* TASK GOAL *
Please copy every line of the records below that holds the word "主题党日活动心得体会".

* STORED DATA *

◆ ◆ ◆ ◆

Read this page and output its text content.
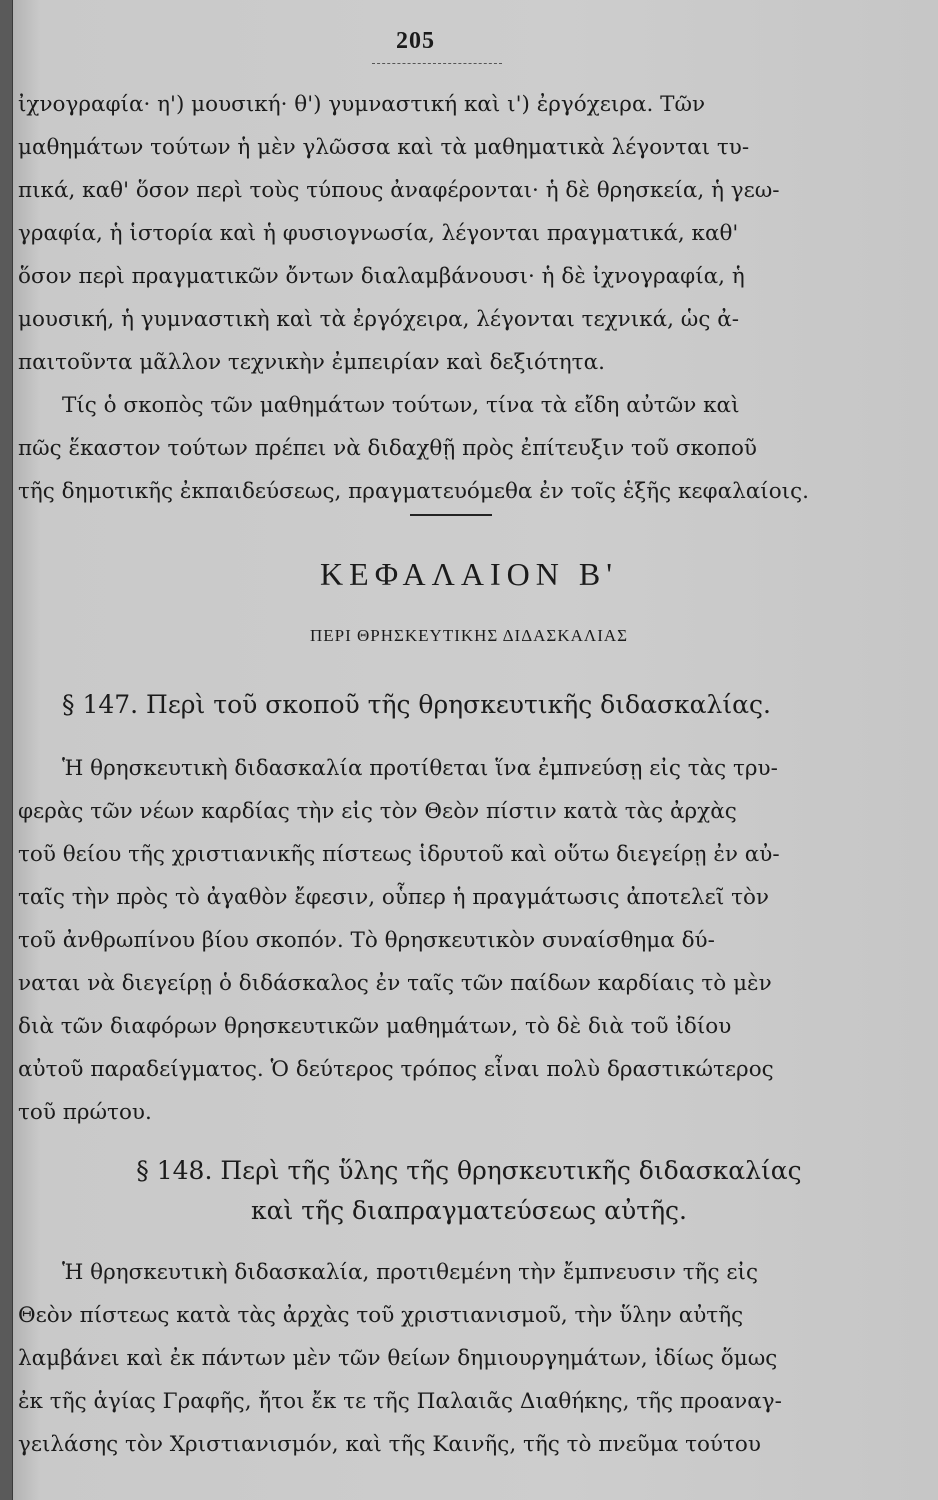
205
ἰχνογραφία· η') μουσική· θ') γυμναστική καὶ ι') ἐργόχειρα. Τῶν
μαθημάτων τούτων ἡ μὲν γλῶσσα καὶ τὰ μαθηματικὰ λέγονται τυ-
πικά, καθ' ὅσον περὶ τοὺς τύπους ἀναφέρονται· ἡ δὲ θρησκεία, ἡ γεω-
γραφία, ἡ ἱστορία καὶ ἡ φυσιογνωσία, λέγονται πραγματικά, καθ'
ὅσον περὶ πραγματικῶν ὄντων διαλαμβάνουσι· ἡ δὲ ἰχνογραφία, ἡ
μουσική, ἡ γυμναστικὴ καὶ τὰ ἐργόχειρα, λέγονται τεχνικά, ὡς ἀ-
παιτοῦντα μᾶλλον τεχνικὴν ἐμπειρίαν καὶ δεξιότητα.
Τίς ὁ σκοπὸς τῶν μαθημάτων τούτων, τίνα τὰ εἴδη αὐτῶν καὶ
πῶς ἕκαστον τούτων πρέπει νὰ διδαχθῇ πρὸς ἐπίτευξιν τοῦ σκοποῦ
τῆς δημοτικῆς ἐκπαιδεύσεως, πραγματευόμεθα ἐν τοῖς ἑξῆς κεφαλαίοις.
ΚΕΦΑΛΑΙΟΝ Β'
ΠΕΡΙ ΘΡΗΣΚΕΥΤΙΚΗΣ ΔΙΔΑΣΚΑΛΙΑΣ
§ 147. Περὶ τοῦ σκοποῦ τῆς θρησκευτικῆς διδασκαλίας.
Ἡ θρησκευτικὴ διδασκαλία προτίθεται ἵνα ἐμπνεύσῃ εἰς τὰς τρυ-
φερὰς τῶν νέων καρδίας τὴν εἰς τὸν Θεὸν πίστιν κατὰ τὰς ἀρχὰς
τοῦ θείου τῆς χριστιανικῆς πίστεως ἱδρυτοῦ καὶ οὕτω διεγείρῃ ἐν αὐ-
ταῖς τὴν πρὸς τὸ ἀγαθὸν ἔφεσιν, οὗπερ ἡ πραγμάτωσις ἀποτελεῖ τὸν
τοῦ ἀνθρωπίνου βίου σκοπόν. Τὸ θρησκευτικὸν συναίσθημα δύ-
ναται νὰ διεγείρῃ ὁ διδάσκαλος ἐν ταῖς τῶν παίδων καρδίαις τὸ μὲν
διὰ τῶν διαφόρων θρησκευτικῶν μαθημάτων, τὸ δὲ διὰ τοῦ ἰδίου
αὐτοῦ παραδείγματος. Ὁ δεύτερος τρόπος εἶναι πολὺ δραστικώτερος
τοῦ πρώτου.
§ 148. Περὶ τῆς ὕλης τῆς θρησκευτικῆς διδασκαλίας
καὶ τῆς διαπραγματεύσεως αὐτῆς.
Ἡ θρησκευτικὴ διδασκαλία, προτιθεμένη τὴν ἔμπνευσιν τῆς εἰς
Θεὸν πίστεως κατὰ τὰς ἀρχὰς τοῦ χριστιανισμοῦ, τὴν ὕλην αὐτῆς
λαμβάνει καὶ ἐκ πάντων μὲν τῶν θείων δημιουργημάτων, ἰδίως ὅμως
ἐκ τῆς ἁγίας Γραφῆς, ἤτοι ἔκ τε τῆς Παλαιᾶς Διαθήκης, τῆς προαναγ-
γειλάσης τὸν Χριστιανισμόν, καὶ τῆς Καινῆς, τῆς τὸ πνεῦμα τούτου
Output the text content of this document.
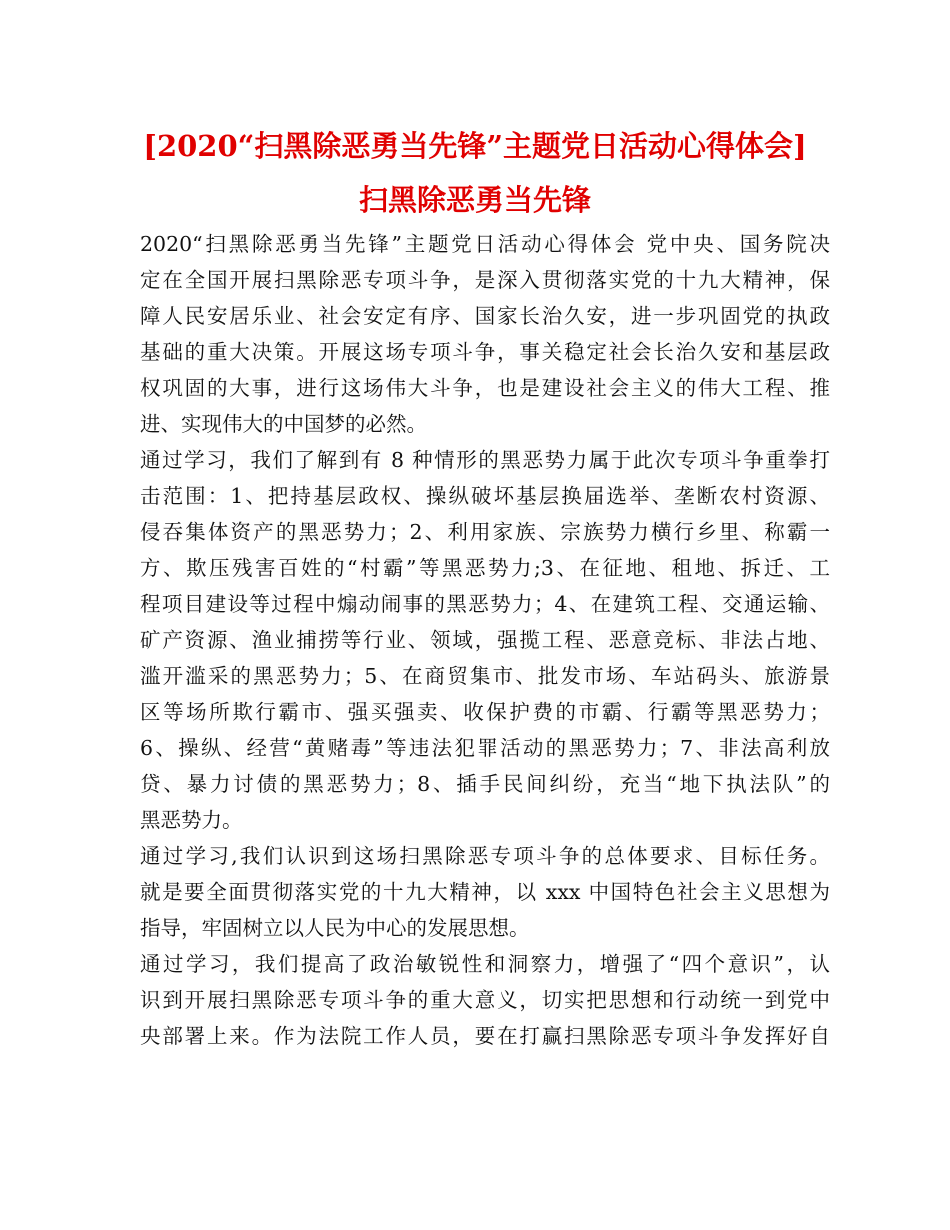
[2020“扫黑除恶勇当先锋”主题党日活动心得体会]
扫黑除恶勇当先锋
2020“扫黑除恶勇当先锋”主题党日活动心得体会 党中央、国务院决
定在全国开展扫黑除恶专项斗争，是深入贯彻落实党的十九大精神，保
障人民安居乐业、社会安定有序、国家长治久安，进一步巩固党的执政
基础的重大决策。开展这场专项斗争，事关稳定社会长治久安和基层政
权巩固的大事，进行这场伟大斗争，也是建设社会主义的伟大工程、推
进、实现伟大的中国梦的必然。
通过学习，我们了解到有 8 种情形的黑恶势力属于此次专项斗争重拳打
击范围：1、把持基层政权、操纵破坏基层换届选举、垄断农村资源、
侵吞集体资产的黑恶势力；2、利用家族、宗族势力横行乡里、称霸一
方、欺压残害百姓的“村霸”等黑恶势力;3、在征地、租地、拆迁、工
程项目建设等过程中煽动闹事的黑恶势力；4、在建筑工程、交通运输、
矿产资源、渔业捕捞等行业、领域，强揽工程、恶意竞标、非法占地、
滥开滥采的黑恶势力；5、在商贸集市、批发市场、车站码头、旅游景
区等场所欺行霸市、强买强卖、收保护费的市霸、行霸等黑恶势力；
6、操纵、经营“黄赌毒”等违法犯罪活动的黑恶势力；7、非法高利放
贷、暴力讨债的黑恶势力；8、插手民间纠纷，充当“地下执法队”的
黑恶势力。
通过学习,我们认识到这场扫黑除恶专项斗争的总体要求、目标任务。
就是要全面贯彻落实党的十九大精神，以 xxx 中国特色社会主义思想为
指导，牢固树立以人民为中心的发展思想。
通过学习，我们提高了政治敏锐性和洞察力，增强了“四个意识”，认
识到开展扫黑除恶专项斗争的重大意义，切实把思想和行动统一到党中
央部署上来。作为法院工作人员，要在打赢扫黑除恶专项斗争发挥好自
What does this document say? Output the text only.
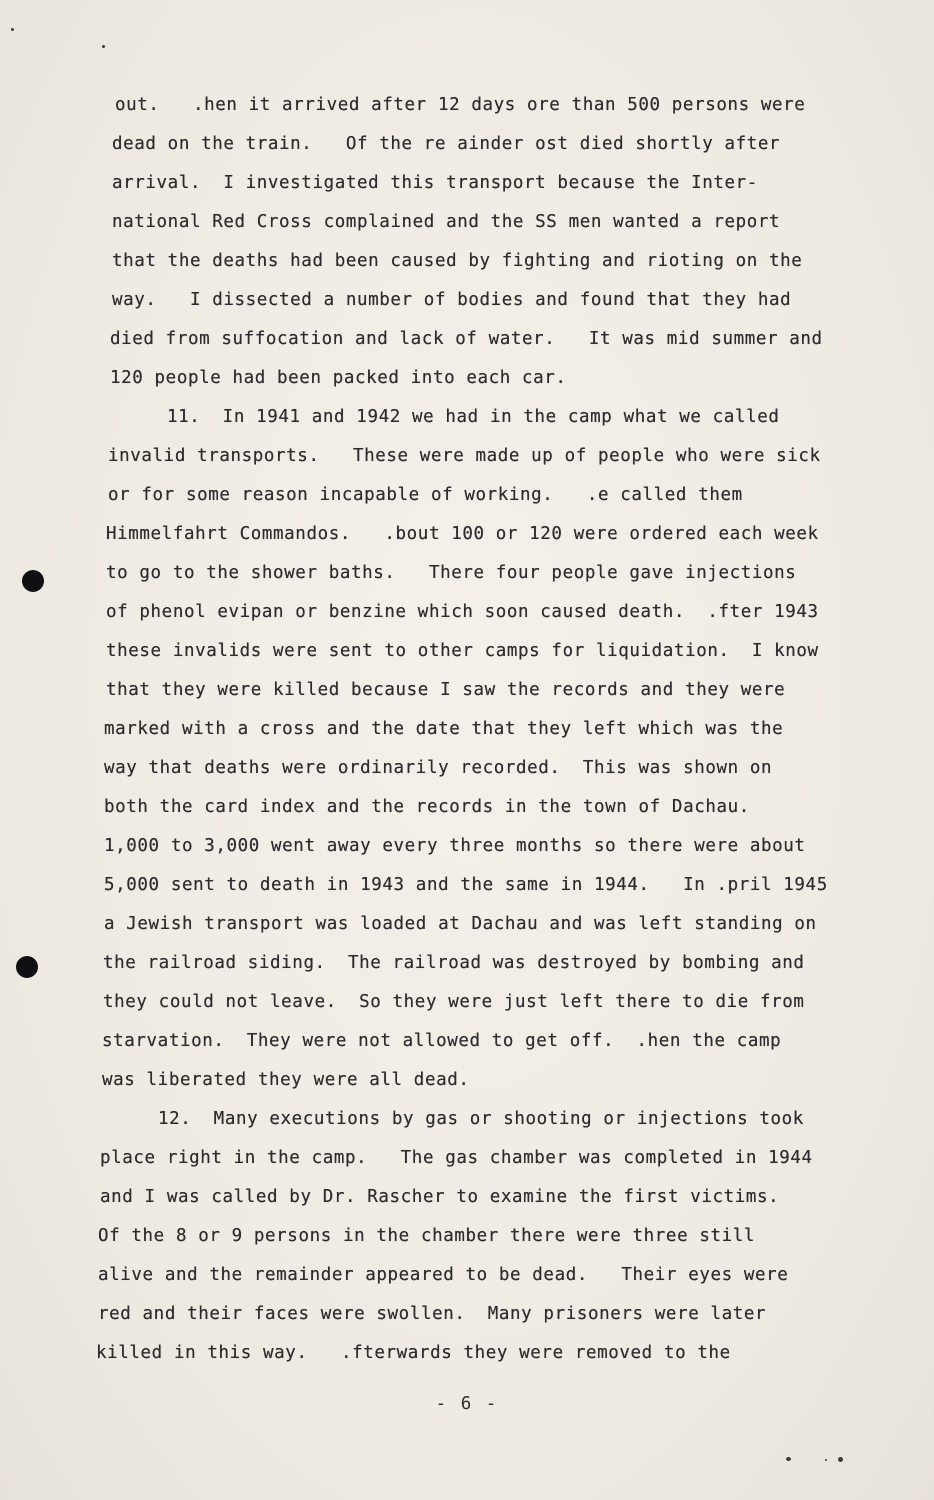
out.   .hen it arrived after 12 days ore than 500 persons were
dead on the train.   Of the re ainder ost died shortly after
arrival.  I investigated this transport because the Inter-
national Red Cross complained and the SS men wanted a report
that the deaths had been caused by fighting and rioting on the
way.   I dissected a number of bodies and found that they had
died from suffocation and lack of water.   It was mid summer and
120 people had been packed into each car.
11.  In 1941 and 1942 we had in the camp what we called
invalid transports.   These were made up of people who were sick
or for some reason incapable of working.   .e called them
Himmelfahrt Commandos.   .bout 100 or 120 were ordered each week
to go to the shower baths.   There four people gave injections
of phenol evipan or benzine which soon caused death.  .fter 1943
these invalids were sent to other camps for liquidation.  I know
that they were killed because I saw the records and they were
marked with a cross and the date that they left which was the
way that deaths were ordinarily recorded.  This was shown on
both the card index and the records in the town of Dachau.
1,000 to 3,000 went away every three months so there were about
5,000 sent to death in 1943 and the same in 1944.   In .pril 1945
a Jewish transport was loaded at Dachau and was left standing on
the railroad siding.  The railroad was destroyed by bombing and
they could not leave.  So they were just left there to die from
starvation.  They were not allowed to get off.  .hen the camp
was liberated they were all dead.
12.  Many executions by gas or shooting or injections took
place right in the camp.   The gas chamber was completed in 1944
and I was called by Dr. Rascher to examine the first victims.
Of the 8 or 9 persons in the chamber there were three still
alive and the remainder appeared to be dead.   Their eyes were
red and their faces were swollen.  Many prisoners were later
killed in this way.   .fterwards they were removed to the
- 6 -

◆ ◆ ◆ ◆

* ANSWER BELOW *
[2020“扫黑除恶勇当先锋”主题党日活动心得体会]
2020“扫黑除恶勇当先锋”主题党日活动心得体会 党中央、国务院决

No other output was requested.